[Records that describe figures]
---+---

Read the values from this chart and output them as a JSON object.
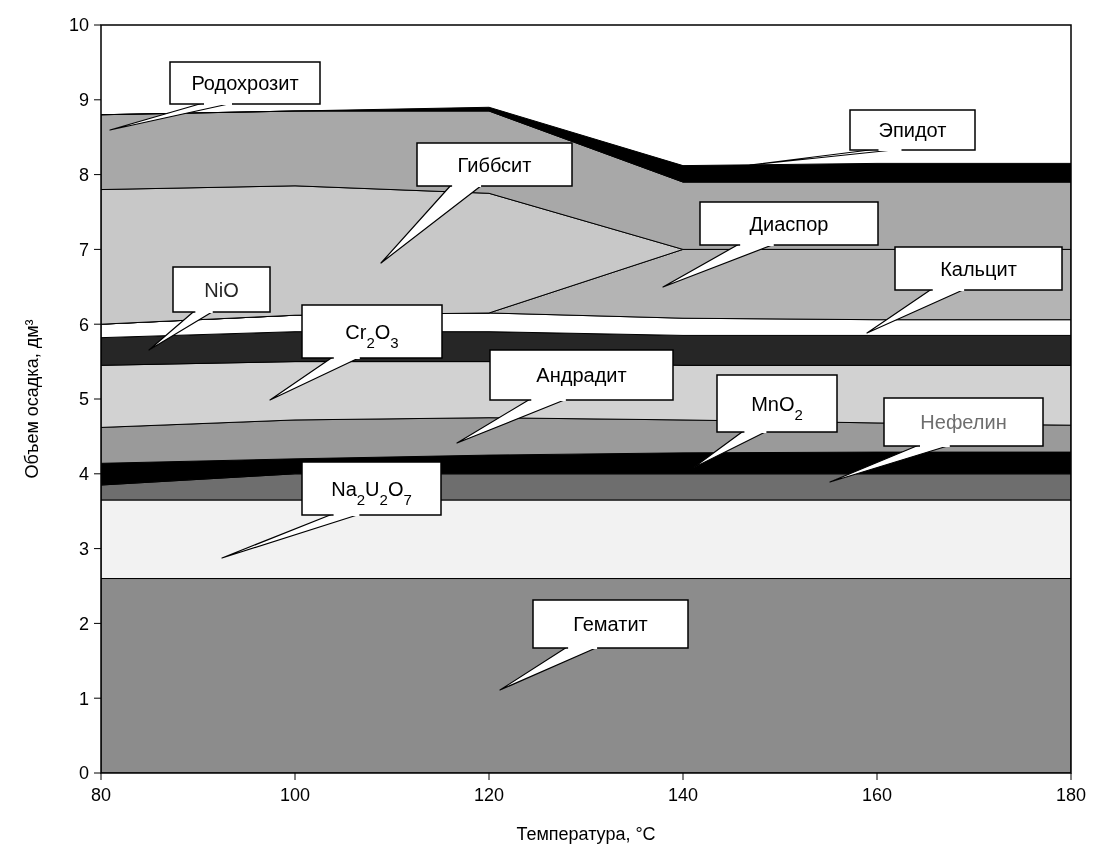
{
  "chart_data": {
    "type": "area",
    "stacked": true,
    "xlabel": "Температура, °C",
    "ylabel": "Объем осадка, дм³",
    "x": [
      80,
      100,
      120,
      140,
      160,
      180
    ],
    "xlim": [
      80,
      180
    ],
    "xticks": [
      80,
      100,
      120,
      140,
      160,
      180
    ],
    "ylim": [
      0,
      10
    ],
    "yticks": [
      0,
      1,
      2,
      3,
      4,
      5,
      6,
      7,
      8,
      9,
      10
    ],
    "series": [
      {
        "name": "Гематит",
        "color": "#8c8c8c",
        "values": [
          2.6,
          2.6,
          2.6,
          2.6,
          2.6,
          2.6
        ]
      },
      {
        "name": "Na$_{2}$U$_{2}$O$_{7}$",
        "color": "#f2f2f2",
        "values": [
          1.05,
          1.05,
          1.05,
          1.05,
          1.05,
          1.05
        ]
      },
      {
        "name": "Нефелин",
        "color": "#6e6e6e",
        "values": [
          0.2,
          0.35,
          0.35,
          0.35,
          0.35,
          0.35
        ]
      },
      {
        "name": "MnO$_{2}$",
        "color": "#000000",
        "values": [
          0.29,
          0.2,
          0.25,
          0.28,
          0.29,
          0.29
        ]
      },
      {
        "name": "Андрадит",
        "color": "#9a9a9a",
        "values": [
          0.48,
          0.52,
          0.5,
          0.44,
          0.39,
          0.36
        ]
      },
      {
        "name": "Cr$_{2}$O$_{3}$",
        "color": "#d2d2d2",
        "values": [
          0.83,
          0.78,
          0.75,
          0.73,
          0.77,
          0.8
        ]
      },
      {
        "name": "NiO",
        "color": "#262626",
        "values": [
          0.37,
          0.4,
          0.4,
          0.4,
          0.4,
          0.4
        ]
      },
      {
        "name": "Кальцит",
        "color": "#ffffff",
        "values": [
          0.18,
          0.22,
          0.25,
          0.23,
          0.21,
          0.21
        ]
      },
      {
        "name": "Диаспор",
        "color": "#b4b4b4",
        "values": [
          0,
          0,
          0,
          0.92,
          0.94,
          0.94
        ]
      },
      {
        "name": "Гиббсит",
        "color": "#c8c8c8",
        "values": [
          1.8,
          1.73,
          1.6,
          0,
          0,
          0
        ]
      },
      {
        "name": "Родохрозит",
        "color": "#a8a8a8",
        "values": [
          1.0,
          1.0,
          1.1,
          0.9,
          0.9,
          0.9
        ]
      },
      {
        "name": "Эпидот",
        "color": "#000000",
        "values": [
          0,
          0,
          0.05,
          0.22,
          0.25,
          0.25
        ]
      }
    ]
  }
}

---+---

■ Do this
Quote the entries above word for word. Leave the images out.

■ Problem solution
Read the values from this chart and output them as a JSON object.
{
  "chart_data": {
    "type": "area",
    "stacked": true,
    "xlabel": "Температура, °C",
    "ylabel": "Объем осадка, дм³",
    "x": [
      80,
      100,
      120,
      140,
      160,
      180
    ],
    "xlim": [
      80,
      180
    ],
    "xticks": [
      80,
      100,
      120,
      140,
      160,
      180
    ],
    "ylim": [
      0,
      10
    ],
    "yticks": [
      0,
      1,
      2,
      3,
      4,
      5,
      6,
      7,
      8,
      9,
      10
    ],
    "series": [
      {
        "name": "Гематит",
        "color": "#8c8c8c",
        "values": [
          2.6,
          2.6,
          2.6,
          2.6,
          2.6,
          2.6
        ]
      },
      {
        "name": "Na$_{2}$U$_{2}$O$_{7}$",
        "color": "#f2f2f2",
        "values": [
          1.05,
          1.05,
          1.05,
          1.05,
          1.05,
          1.05
        ]
      },
      {
        "name": "Нефелин",
        "color": "#6e6e6e",
        "values": [
          0.2,
          0.35,
          0.35,
          0.35,
          0.35,
          0.35
        ]
      },
      {
        "name": "MnO$_{2}$",
        "color": "#000000",
        "values": [
          0.29,
          0.2,
          0.25,
          0.28,
          0.29,
          0.29
        ]
      },
      {
        "name": "Андрадит",
        "color": "#9a9a9a",
        "values": [
          0.48,
          0.52,
          0.5,
          0.44,
          0.39,
          0.36
        ]
      },
      {
        "name": "Cr$_{2}$O$_{3}$",
        "color": "#d2d2d2",
        "values": [
          0.83,
          0.78,
          0.75,
          0.73,
          0.77,
          0.8
        ]
      },
      {
        "name": "NiO",
        "color": "#262626",
        "values": [
          0.37,
          0.4,
          0.4,
          0.4,
          0.4,
          0.4
        ]
      },
      {
        "name": "Кальцит",
        "color": "#ffffff",
        "values": [
          0.18,
          0.22,
          0.25,
          0.23,
          0.21,
          0.21
        ]
      },
      {
        "name": "Диаспор",
        "color": "#b4b4b4",
        "values": [
          0,
          0,
          0,
          0.92,
          0.94,
          0.94
        ]
      },
      {
        "name": "Гиббсит",
        "color": "#c8c8c8",
        "values": [
          1.8,
          1.73,
          1.6,
          0,
          0,
          0
        ]
      },
      {
        "name": "Родохрозит",
        "color": "#a8a8a8",
        "values": [
          1.0,
          1.0,
          1.1,
          0.9,
          0.9,
          0.9
        ]
      },
      {
        "name": "Эпидот",
        "color": "#000000",
        "values": [
          0,
          0,
          0.05,
          0.22,
          0.25,
          0.25
        ]
      }
    ]
  }
}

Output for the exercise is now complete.